→ **WHAT IS ASKED**: Look below for the line that contains "Output the text content of this document.", then quote it and all the lines after it, exactly, with the pictures left out.

→ **STORED DATA**:
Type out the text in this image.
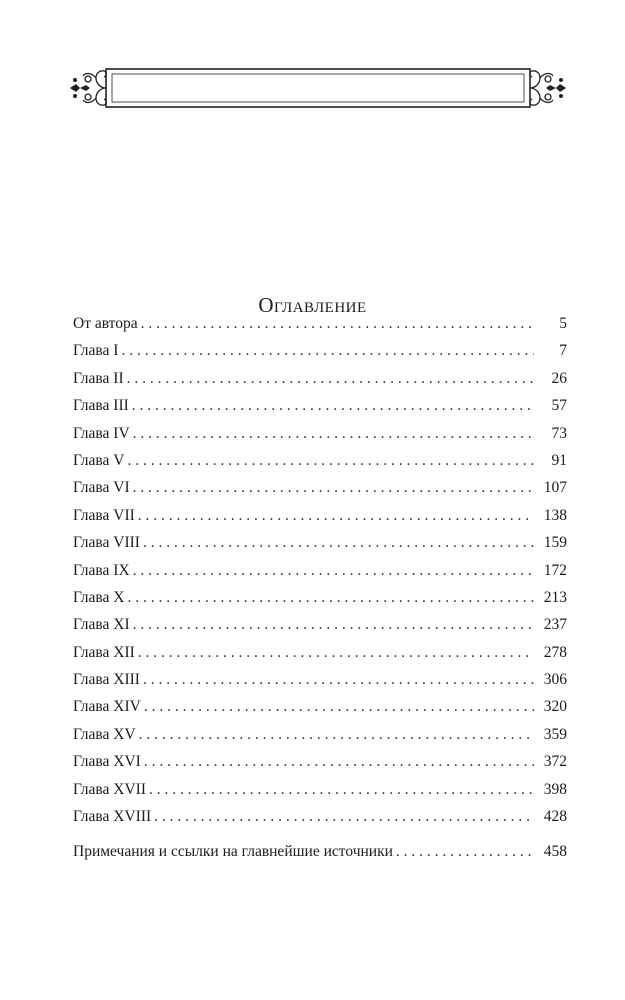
Оглавление
От автора . . .	5
Глава I . . .	7
Глава II . . .	26
Глава III . . .	57
Глава IV . . .	73
Глава V . . .	91
Глава VI . . .	107
Глава VII . . .	138
Глава VIII . . .	159
Глава IX . . .	172
Глава X . . .	213
Глава XI . . .	237
Глава XII . . .	278
Глава XIII . . .	306
Глава XIV . . .	320
Глава XV . . .	359
Глава XVI . . .	372
Глава XVII . . .	398
Глава XVIII . . .	428
Примечания и ссылки на главнейшие источники . . .	458
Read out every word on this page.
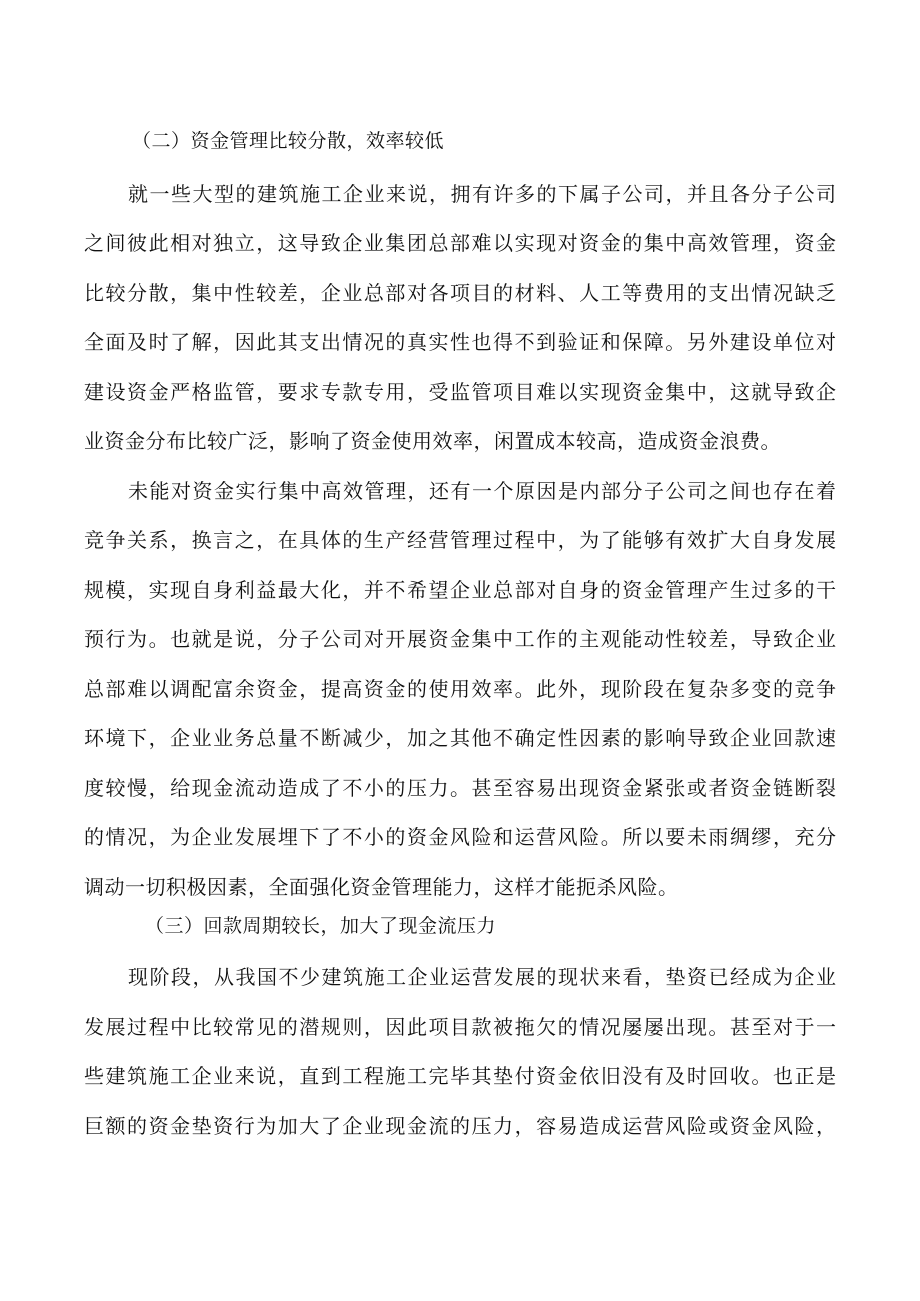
（二）资金管理比较分散，效率较低

就一些大型的建筑施工企业来说，拥有许多的下属子公司，并且各分子公司

之间彼此相对独立，这导致企业集团总部难以实现对资金的集中高效管理，资金

比较分散，集中性较差，企业总部对各项目的材料、人工等费用的支出情况缺乏

全面及时了解，因此其支出情况的真实性也得不到验证和保障。另外建设单位对

建设资金严格监管，要求专款专用，受监管项目难以实现资金集中，这就导致企

业资金分布比较广泛，影响了资金使用效率，闲置成本较高，造成资金浪费。

未能对资金实行集中高效管理，还有一个原因是内部分子公司之间也存在着

竞争关系，换言之，在具体的生产经营管理过程中，为了能够有效扩大自身发展

规模，实现自身利益最大化，并不希望企业总部对自身的资金管理产生过多的干

预行为。也就是说，分子公司对开展资金集中工作的主观能动性较差，导致企业

总部难以调配富余资金，提高资金的使用效率。此外，现阶段在复杂多变的竞争

环境下，企业业务总量不断减少，加之其他不确定性因素的影响导致企业回款速

度较慢，给现金流动造成了不小的压力。甚至容易出现资金紧张或者资金链断裂

的情况，为企业发展埋下了不小的资金风险和运营风险。所以要未雨绸缪，充分

调动一切积极因素，全面强化资金管理能力，这样才能扼杀风险。

（三）回款周期较长，加大了现金流压力

现阶段，从我国不少建筑施工企业运营发展的现状来看，垫资已经成为企业

发展过程中比较常见的潜规则，因此项目款被拖欠的情况屡屡出现。甚至对于一

些建筑施工企业来说，直到工程施工完毕其垫付资金依旧没有及时回收。也正是

巨额的资金垫资行为加大了企业现金流的压力，容易造成运营风险或资金风险，
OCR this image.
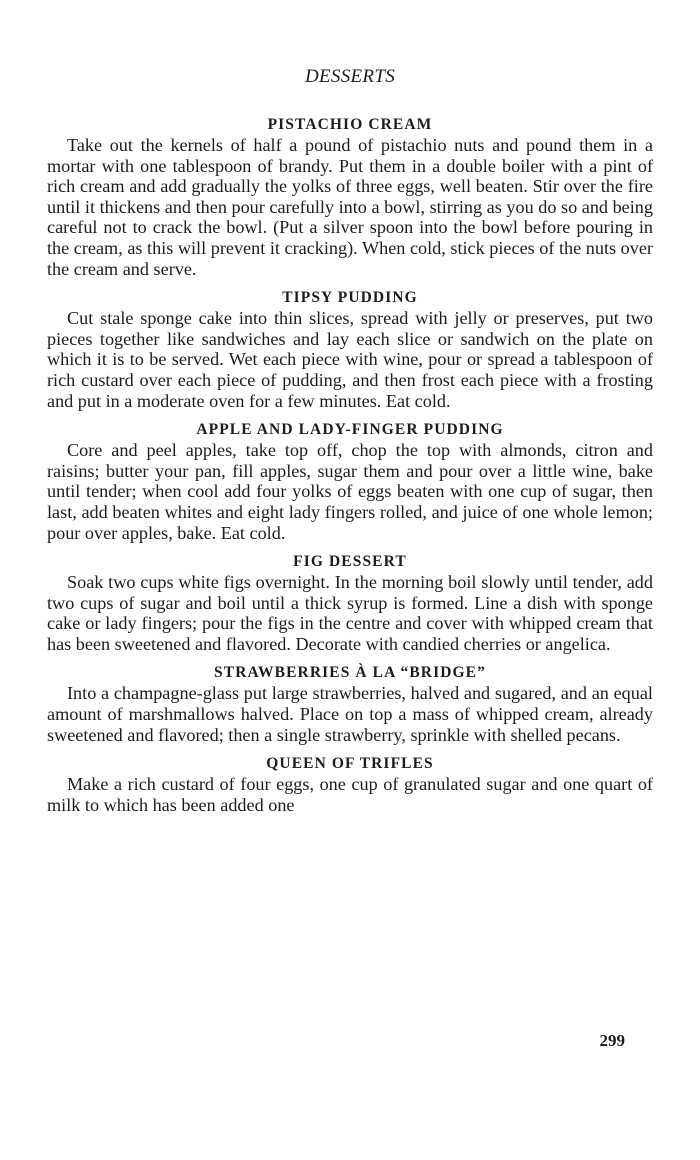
DESSERTS
PISTACHIO CREAM

Take out the kernels of half a pound of pistachio nuts and pound them in a mortar with one tablespoon of brandy. Put them in a double boiler with a pint of rich cream and add gradually the yolks of three eggs, well beaten. Stir over the fire until it thickens and then pour carefully into a bowl, stirring as you do so and being careful not to crack the bowl. (Put a silver spoon into the bowl before pouring in the cream, as this will prevent it cracking). When cold, stick pieces of the nuts over the cream and serve.

TIPSY PUDDING

Cut stale sponge cake into thin slices, spread with jelly or preserves, put two pieces together like sandwiches and lay each slice or sandwich on the plate on which it is to be served. Wet each piece with wine, pour or spread a tablespoon of rich custard over each piece of pudding, and then frost each piece with a frosting and put in a moderate oven for a few minutes. Eat cold.

APPLE AND LADY-FINGER PUDDING

Core and peel apples, take top off, chop the top with almonds, citron and raisins; butter your pan, fill apples, sugar them and pour over a little wine, bake until tender; when cool add four yolks of eggs beaten with one cup of sugar, then last, add beaten whites and eight lady fingers rolled, and juice of one whole lemon; pour over apples, bake. Eat cold.

FIG DESSERT

Soak two cups white figs overnight. In the morning boil slowly until tender, add two cups of sugar and boil until a thick syrup is formed. Line a dish with sponge cake or lady fingers; pour the figs in the centre and cover with whipped cream that has been sweetened and flavored. Decorate with candied cherries or angelica.

STRAWBERRIES À LA “BRIDGE”

Into a champagne-glass put large strawberries, halved and sugared, and an equal amount of marshmallows halved. Place on top a mass of whipped cream, already sweetened and flavored; then a single strawberry, sprinkle with shelled pecans.

QUEEN OF TRIFLES

Make a rich custard of four eggs, one cup of granulated sugar and one quart of milk to which has been added one

299
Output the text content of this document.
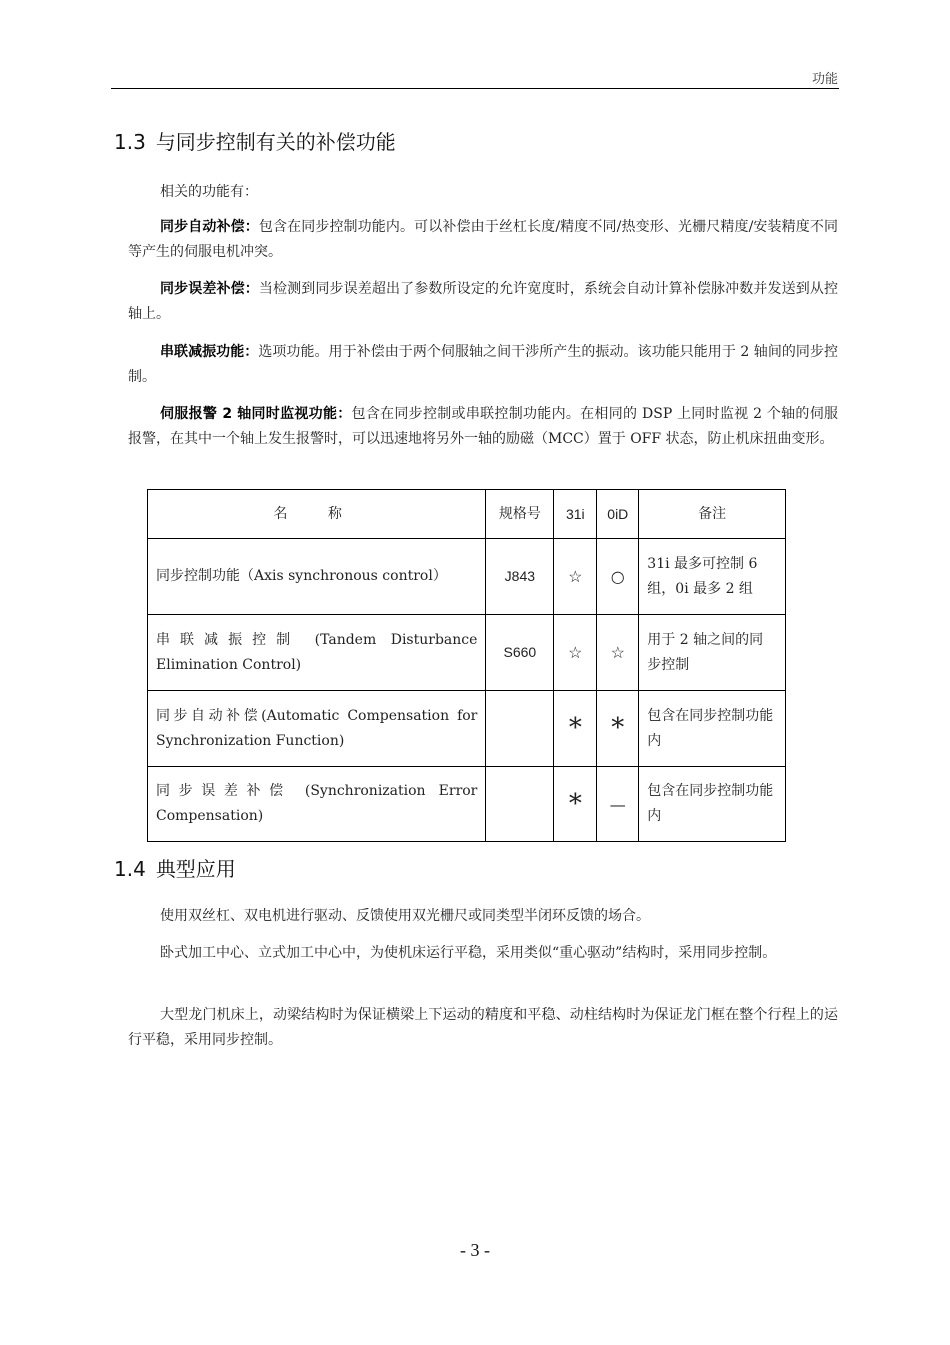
功能
1.3 与同步控制有关的补偿功能

相关的功能有：

同步自动补偿：包含在同步控制功能内。可以补偿由于丝杠长度/精度不同/热变形、光栅尺精度/安装精度不同等产生的伺服电机冲突。

同步误差补偿：当检测到同步误差超出了参数所设定的允许宽度时，系统会自动计算补偿脉冲数并发送到从控轴上。

串联减振功能：选项功能。用于补偿由于两个伺服轴之间干涉所产生的振动。该功能只能用于 2 轴间的同步控制。

伺服报警 2 轴同时监视功能：包含在同步控制或串联控制功能内。在相同的 DSP 上同时监视 2 个轴的伺服报警，在其中一个轴上发生报警时，可以迅速地将另外一轴的励磁（MCC）置于 OFF 状态，防止机床扭曲变形。

名 称	规格号	31i	0iD	备注
同步控制功能（Axis synchronous control）	J843	☆	○	31i 最多可控制 6 组，0i 最多 2 组
串联减振控制 (Tandem Disturbance Elimination Control)	S660	☆	☆	用于 2 轴之间的同步控制
同步自动补偿(Automatic Compensation for Synchronization Function)		*	*	包含在同步控制功能内
同步误差补偿 (Synchronization Error Compensation)		*	—	包含在同步控制功能内
1.4 典型应用

使用双丝杠、双电机进行驱动、反馈使用双光栅尺或同类型半闭环反馈的场合。

卧式加工中心、立式加工中心中，为使机床运行平稳，采用类似“重心驱动”结构时，采用同步控制。

大型龙门机床上，动梁结构时为保证横梁上下运动的精度和平稳、动柱结构时为保证龙门框在整个行程上的运行平稳，采用同步控制。

- 3 -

→ **CORRECT RESPONSE**:
Output the text content of this document.
功能
1.3 与同步控制有关的补偿功能

相关的功能有：

同步自动补偿：包含在同步控制功能内。可以补偿由于丝杠长度/精度不同/热变形、光栅尺精度/安装精度不同等产生的伺服电机冲突。

同步误差补偿：当检测到同步误差超出了参数所设定的允许宽度时，系统会自动计算补偿脉冲数并发送到从控轴上。

串联减振功能：选项功能。用于补偿由于两个伺服轴之间干涉所产生的振动。该功能只能用于 2 轴间的同步控制。

伺服报警 2 轴同时监视功能：包含在同步控制或串联控制功能内。在相同的 DSP 上同时监视 2 个轴的伺服报警，在其中一个轴上发生报警时，可以迅速地将另外一轴的励磁（MCC）置于 OFF 状态，防止机床扭曲变形。

名 称	规格号	31i	0iD	备注
同步控制功能（Axis synchronous control）	J843	☆	○	31i 最多可控制 6 组，0i 最多 2 组
串联减振控制 (Tandem Disturbance Elimination Control)	S660	☆	☆	用于 2 轴之间的同步控制
同步自动补偿(Automatic Compensation for Synchronization Function)		*	*	包含在同步控制功能内
同步误差补偿 (Synchronization Error Compensation)		*	—	包含在同步控制功能内
1.4 典型应用

使用双丝杠、双电机进行驱动、反馈使用双光栅尺或同类型半闭环反馈的场合。

卧式加工中心、立式加工中心中，为使机床运行平稳，采用类似“重心驱动”结构时，采用同步控制。

大型龙门机床上，动梁结构时为保证横梁上下运动的精度和平稳、动柱结构时为保证龙门框在整个行程上的运行平稳，采用同步控制。

- 3 -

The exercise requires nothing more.